REQUIREMENTS =>
Every record must appear in your copy exactly as written, with no pictures.

WORKING DATA =>

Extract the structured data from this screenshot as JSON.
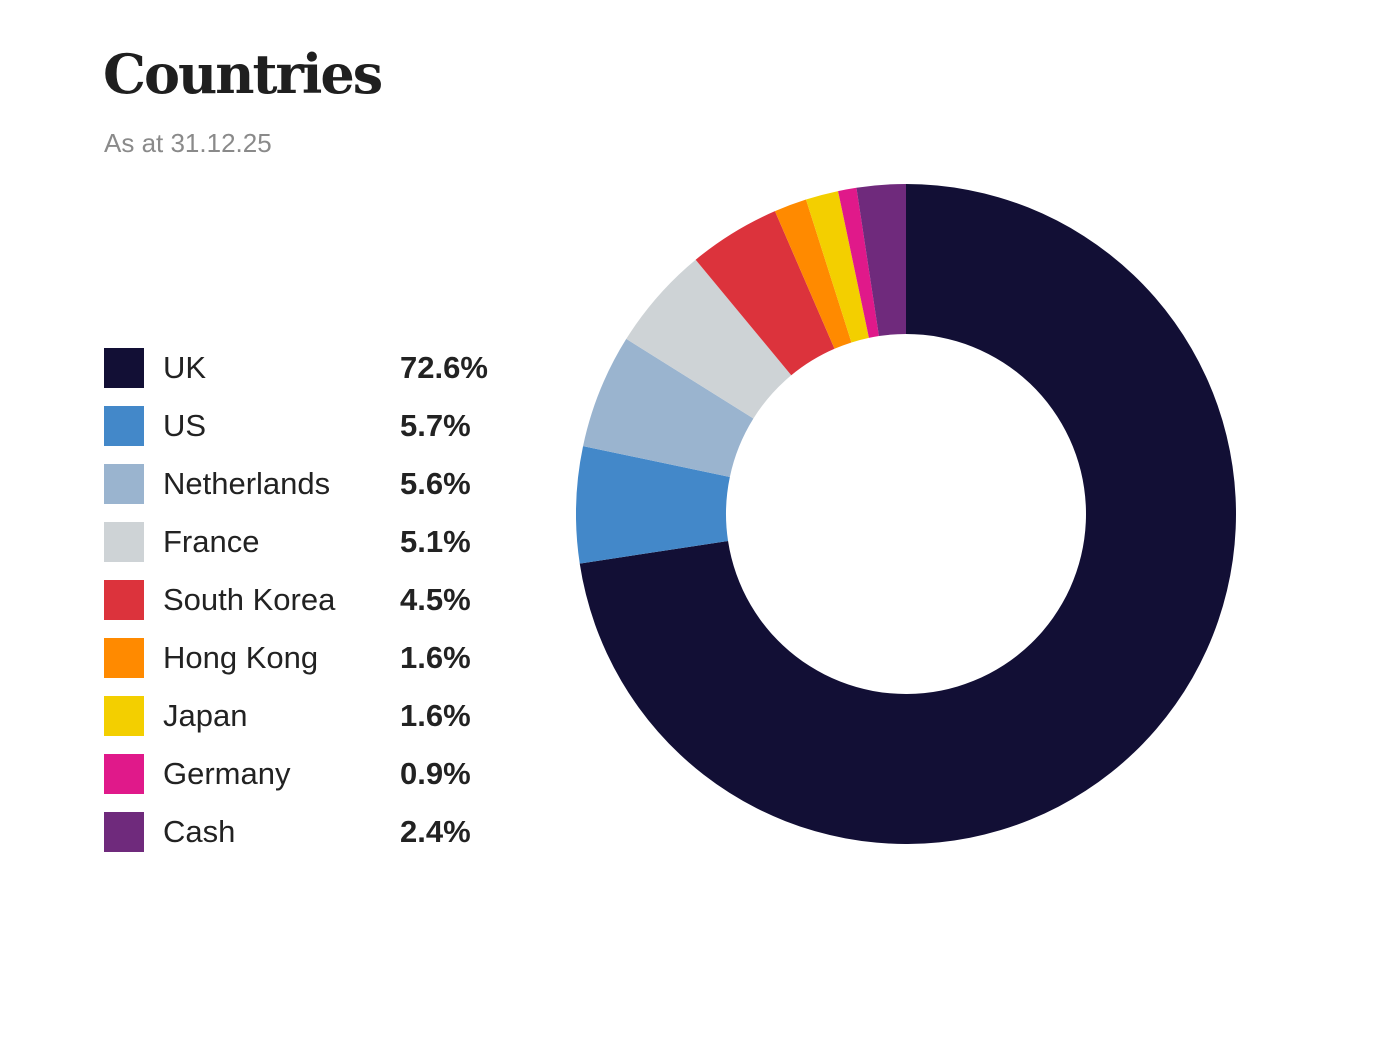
{
  "header": {
    "title": "Countries",
    "subtitle": "As at 31.12.25"
  },
  "legend": [
    {
      "label": "UK",
      "value": "72.6%",
      "color": "#120f35"
    },
    {
      "label": "US",
      "value": "5.7%",
      "color": "#4388c9"
    },
    {
      "label": "Netherlands",
      "value": "5.6%",
      "color": "#9ab4cf"
    },
    {
      "label": "France",
      "value": "5.1%",
      "color": "#ced3d6"
    },
    {
      "label": "South Korea",
      "value": "4.5%",
      "color": "#dc333c"
    },
    {
      "label": "Hong Kong",
      "value": "1.6%",
      "color": "#ff8a00"
    },
    {
      "label": "Japan",
      "value": "1.6%",
      "color": "#f3cf00"
    },
    {
      "label": "Germany",
      "value": "0.9%",
      "color": "#e0198a"
    },
    {
      "label": "Cash",
      "value": "2.4%",
      "color": "#6f2a7c"
    }
  ],
  "chart_data": {
    "type": "pie",
    "variant": "donut",
    "title": "Countries",
    "subtitle": "As at 31.12.25",
    "categories": [
      "UK",
      "US",
      "Netherlands",
      "France",
      "South Korea",
      "Hong Kong",
      "Japan",
      "Germany",
      "Cash"
    ],
    "values": [
      72.6,
      5.7,
      5.6,
      5.1,
      4.5,
      1.6,
      1.6,
      0.9,
      2.4
    ],
    "colors": [
      "#120f35",
      "#4388c9",
      "#9ab4cf",
      "#ced3d6",
      "#dc333c",
      "#ff8a00",
      "#f3cf00",
      "#e0198a",
      "#6f2a7c"
    ],
    "unit": "%",
    "start_angle": "12 o'clock",
    "direction": "clockwise",
    "legend_position": "left",
    "grid": false
  }
}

PROBLEM SOLUTION =>
Extract the structured data from this screenshot as JSON.
{
  "header": {
    "title": "Countries",
    "subtitle": "As at 31.12.25"
  },
  "legend": [
    {
      "label": "UK",
      "value": "72.6%",
      "color": "#120f35"
    },
    {
      "label": "US",
      "value": "5.7%",
      "color": "#4388c9"
    },
    {
      "label": "Netherlands",
      "value": "5.6%",
      "color": "#9ab4cf"
    },
    {
      "label": "France",
      "value": "5.1%",
      "color": "#ced3d6"
    },
    {
      "label": "South Korea",
      "value": "4.5%",
      "color": "#dc333c"
    },
    {
      "label": "Hong Kong",
      "value": "1.6%",
      "color": "#ff8a00"
    },
    {
      "label": "Japan",
      "value": "1.6%",
      "color": "#f3cf00"
    },
    {
      "label": "Germany",
      "value": "0.9%",
      "color": "#e0198a"
    },
    {
      "label": "Cash",
      "value": "2.4%",
      "color": "#6f2a7c"
    }
  ],
  "chart_data": {
    "type": "pie",
    "variant": "donut",
    "title": "Countries",
    "subtitle": "As at 31.12.25",
    "categories": [
      "UK",
      "US",
      "Netherlands",
      "France",
      "South Korea",
      "Hong Kong",
      "Japan",
      "Germany",
      "Cash"
    ],
    "values": [
      72.6,
      5.7,
      5.6,
      5.1,
      4.5,
      1.6,
      1.6,
      0.9,
      2.4
    ],
    "colors": [
      "#120f35",
      "#4388c9",
      "#9ab4cf",
      "#ced3d6",
      "#dc333c",
      "#ff8a00",
      "#f3cf00",
      "#e0198a",
      "#6f2a7c"
    ],
    "unit": "%",
    "start_angle": "12 o'clock",
    "direction": "clockwise",
    "legend_position": "left",
    "grid": false
  }
}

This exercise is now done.